[Start of Input data]

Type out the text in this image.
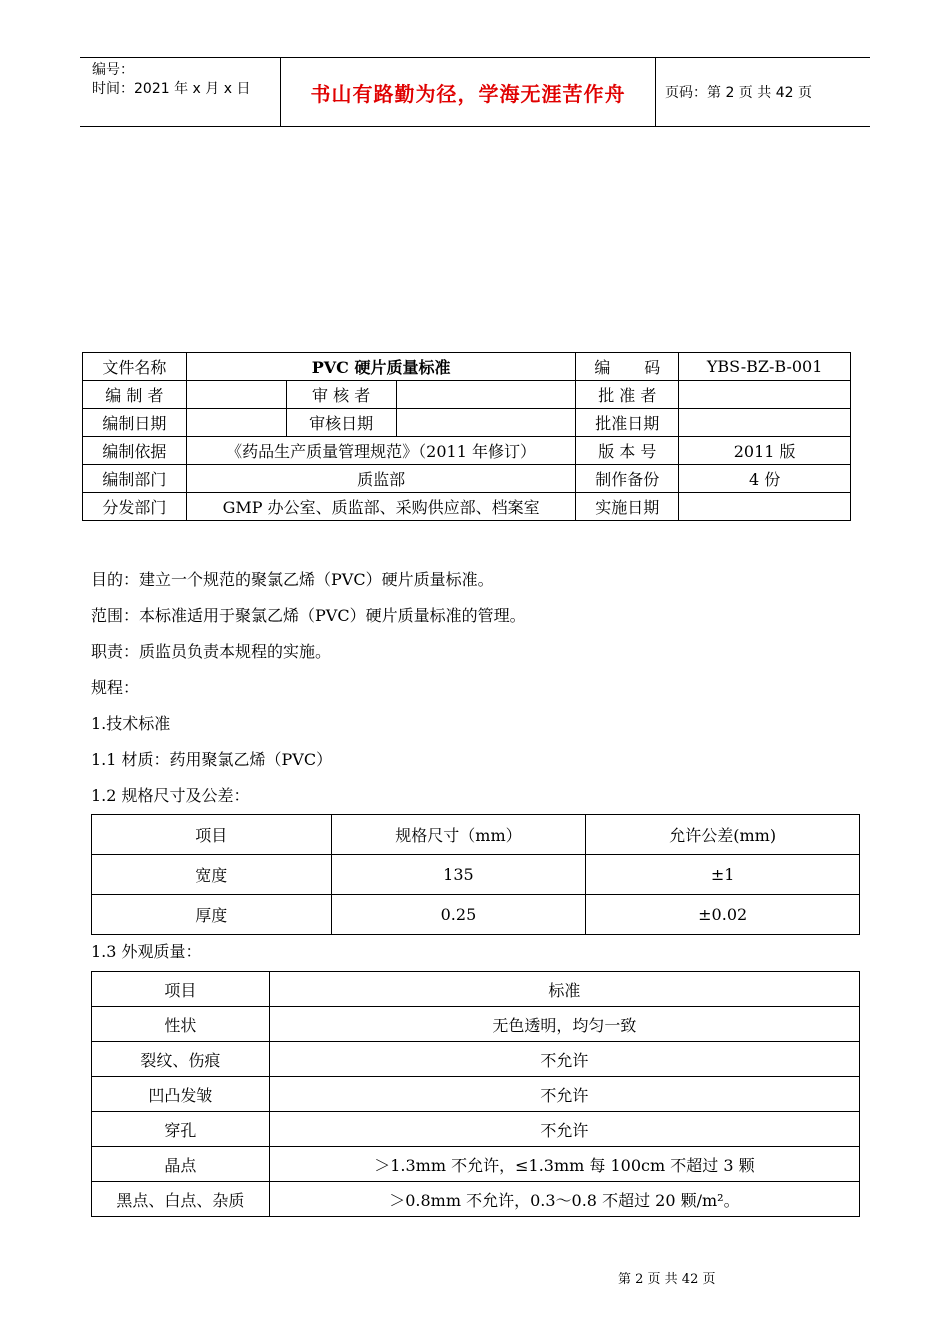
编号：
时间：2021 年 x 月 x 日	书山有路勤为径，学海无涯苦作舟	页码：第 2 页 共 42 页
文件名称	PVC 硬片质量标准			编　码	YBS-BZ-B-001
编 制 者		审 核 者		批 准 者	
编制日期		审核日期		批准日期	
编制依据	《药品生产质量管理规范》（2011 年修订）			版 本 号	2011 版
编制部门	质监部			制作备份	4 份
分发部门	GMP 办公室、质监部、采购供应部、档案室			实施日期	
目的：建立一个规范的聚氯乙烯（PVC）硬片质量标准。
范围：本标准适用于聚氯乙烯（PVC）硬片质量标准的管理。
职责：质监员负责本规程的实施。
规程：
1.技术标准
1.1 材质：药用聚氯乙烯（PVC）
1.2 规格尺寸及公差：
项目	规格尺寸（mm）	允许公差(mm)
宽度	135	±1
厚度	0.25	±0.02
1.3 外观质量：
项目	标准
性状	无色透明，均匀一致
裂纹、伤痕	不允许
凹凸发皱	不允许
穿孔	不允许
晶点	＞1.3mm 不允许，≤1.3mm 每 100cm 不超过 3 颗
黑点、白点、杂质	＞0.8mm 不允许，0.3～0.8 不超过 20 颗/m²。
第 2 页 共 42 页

[End of Input data]
[Start of Input data]

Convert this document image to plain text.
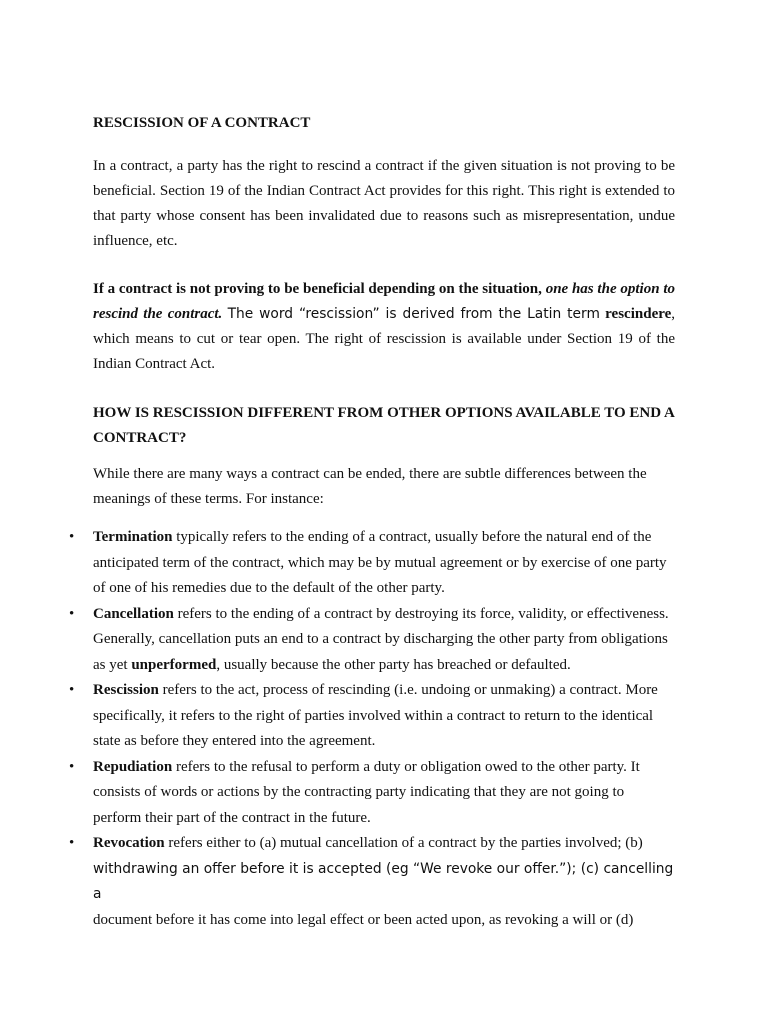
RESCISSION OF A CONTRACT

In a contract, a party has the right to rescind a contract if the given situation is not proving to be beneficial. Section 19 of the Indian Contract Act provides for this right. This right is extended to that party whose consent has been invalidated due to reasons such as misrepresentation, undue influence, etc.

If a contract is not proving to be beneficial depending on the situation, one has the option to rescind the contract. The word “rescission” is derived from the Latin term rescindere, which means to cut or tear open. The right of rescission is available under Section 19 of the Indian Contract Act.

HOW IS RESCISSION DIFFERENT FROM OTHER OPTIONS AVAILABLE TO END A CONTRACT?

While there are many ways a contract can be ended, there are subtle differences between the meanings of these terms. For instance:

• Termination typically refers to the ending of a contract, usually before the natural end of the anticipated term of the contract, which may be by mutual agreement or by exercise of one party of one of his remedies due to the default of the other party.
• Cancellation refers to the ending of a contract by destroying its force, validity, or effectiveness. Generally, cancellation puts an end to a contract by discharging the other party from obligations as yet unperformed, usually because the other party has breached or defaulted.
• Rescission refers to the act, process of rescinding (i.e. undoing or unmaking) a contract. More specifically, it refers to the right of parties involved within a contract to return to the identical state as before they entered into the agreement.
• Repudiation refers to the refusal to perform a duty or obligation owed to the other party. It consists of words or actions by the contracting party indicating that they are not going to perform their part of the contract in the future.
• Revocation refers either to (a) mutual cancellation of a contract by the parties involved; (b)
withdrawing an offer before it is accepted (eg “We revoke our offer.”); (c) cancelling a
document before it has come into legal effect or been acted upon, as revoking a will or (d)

[End of Input data]
[Start of Input data]

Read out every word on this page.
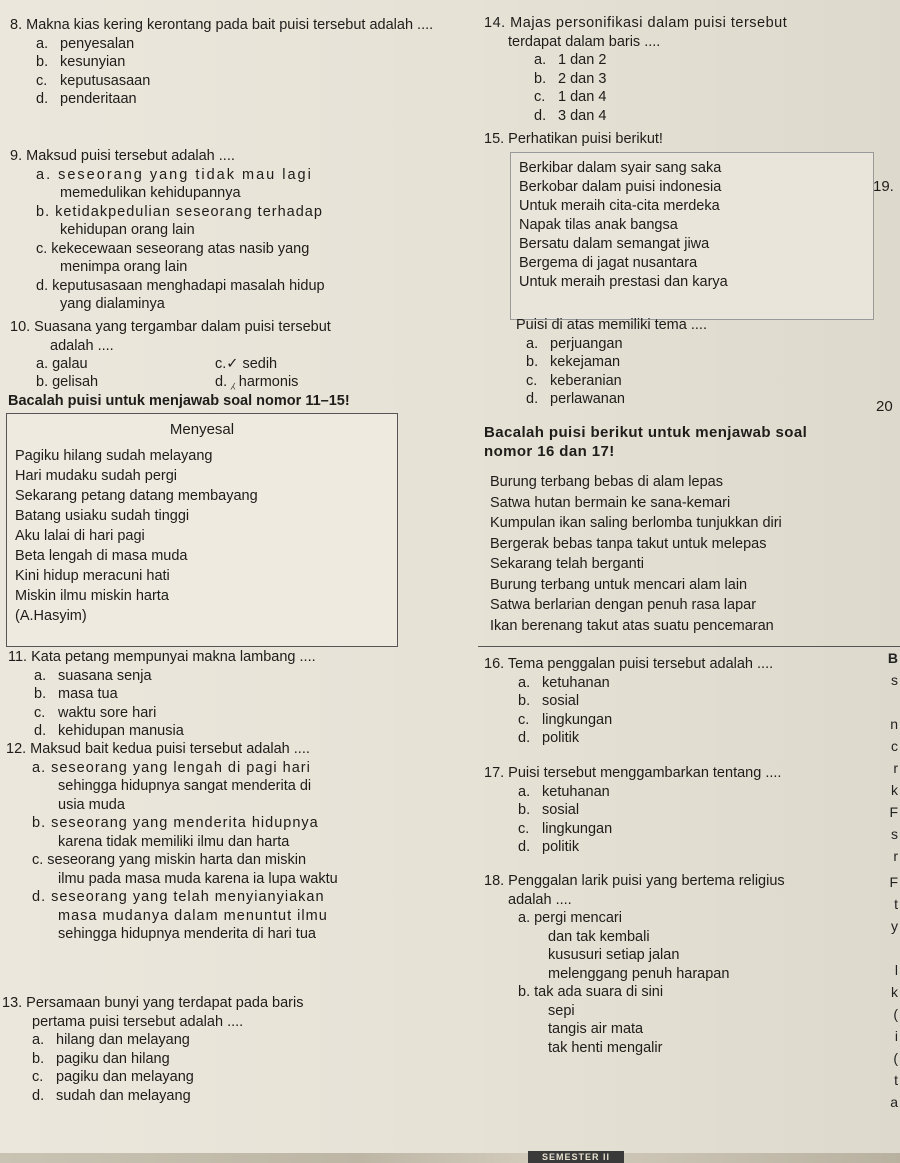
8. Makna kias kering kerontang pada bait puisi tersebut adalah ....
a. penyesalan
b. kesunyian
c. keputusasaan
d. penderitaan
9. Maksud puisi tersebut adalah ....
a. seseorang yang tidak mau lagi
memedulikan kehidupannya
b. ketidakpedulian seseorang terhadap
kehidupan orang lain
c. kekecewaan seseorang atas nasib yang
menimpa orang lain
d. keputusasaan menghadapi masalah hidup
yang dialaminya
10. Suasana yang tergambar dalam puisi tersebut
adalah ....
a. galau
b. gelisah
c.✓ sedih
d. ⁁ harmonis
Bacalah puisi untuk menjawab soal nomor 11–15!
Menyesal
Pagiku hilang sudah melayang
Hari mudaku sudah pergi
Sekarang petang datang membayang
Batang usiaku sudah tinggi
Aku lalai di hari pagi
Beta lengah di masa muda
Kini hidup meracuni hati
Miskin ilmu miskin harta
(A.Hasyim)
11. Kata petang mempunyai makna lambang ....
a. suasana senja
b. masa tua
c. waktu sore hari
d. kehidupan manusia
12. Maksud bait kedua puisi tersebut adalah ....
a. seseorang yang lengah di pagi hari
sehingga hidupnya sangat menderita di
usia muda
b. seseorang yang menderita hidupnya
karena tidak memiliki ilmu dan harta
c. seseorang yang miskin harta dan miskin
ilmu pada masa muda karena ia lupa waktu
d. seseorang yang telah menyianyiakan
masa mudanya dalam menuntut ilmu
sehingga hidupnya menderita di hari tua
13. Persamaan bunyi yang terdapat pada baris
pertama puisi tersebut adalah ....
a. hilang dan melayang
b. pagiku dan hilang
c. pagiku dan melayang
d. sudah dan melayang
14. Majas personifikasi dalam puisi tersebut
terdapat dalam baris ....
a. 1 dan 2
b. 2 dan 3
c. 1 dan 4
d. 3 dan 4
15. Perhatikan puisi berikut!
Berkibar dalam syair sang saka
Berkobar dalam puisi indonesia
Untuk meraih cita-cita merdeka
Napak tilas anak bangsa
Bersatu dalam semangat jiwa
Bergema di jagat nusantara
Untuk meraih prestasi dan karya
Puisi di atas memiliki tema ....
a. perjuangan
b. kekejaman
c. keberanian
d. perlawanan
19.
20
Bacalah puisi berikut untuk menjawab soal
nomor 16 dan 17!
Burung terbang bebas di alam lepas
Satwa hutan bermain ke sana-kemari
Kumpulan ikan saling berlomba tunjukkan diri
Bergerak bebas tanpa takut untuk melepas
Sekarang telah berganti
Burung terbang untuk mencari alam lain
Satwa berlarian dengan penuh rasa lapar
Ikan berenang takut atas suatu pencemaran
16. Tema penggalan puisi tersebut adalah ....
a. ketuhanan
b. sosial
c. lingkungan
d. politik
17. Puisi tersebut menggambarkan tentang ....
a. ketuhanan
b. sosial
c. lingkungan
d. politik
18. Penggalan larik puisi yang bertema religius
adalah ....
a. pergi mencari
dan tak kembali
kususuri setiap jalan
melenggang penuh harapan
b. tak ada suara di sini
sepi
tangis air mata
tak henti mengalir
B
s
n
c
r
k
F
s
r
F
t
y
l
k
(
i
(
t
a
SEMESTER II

[End of Input data]

Task details — The required answer is a single number: the count of lines in the entries that hold the string "cancellation".

Answer to the task — 2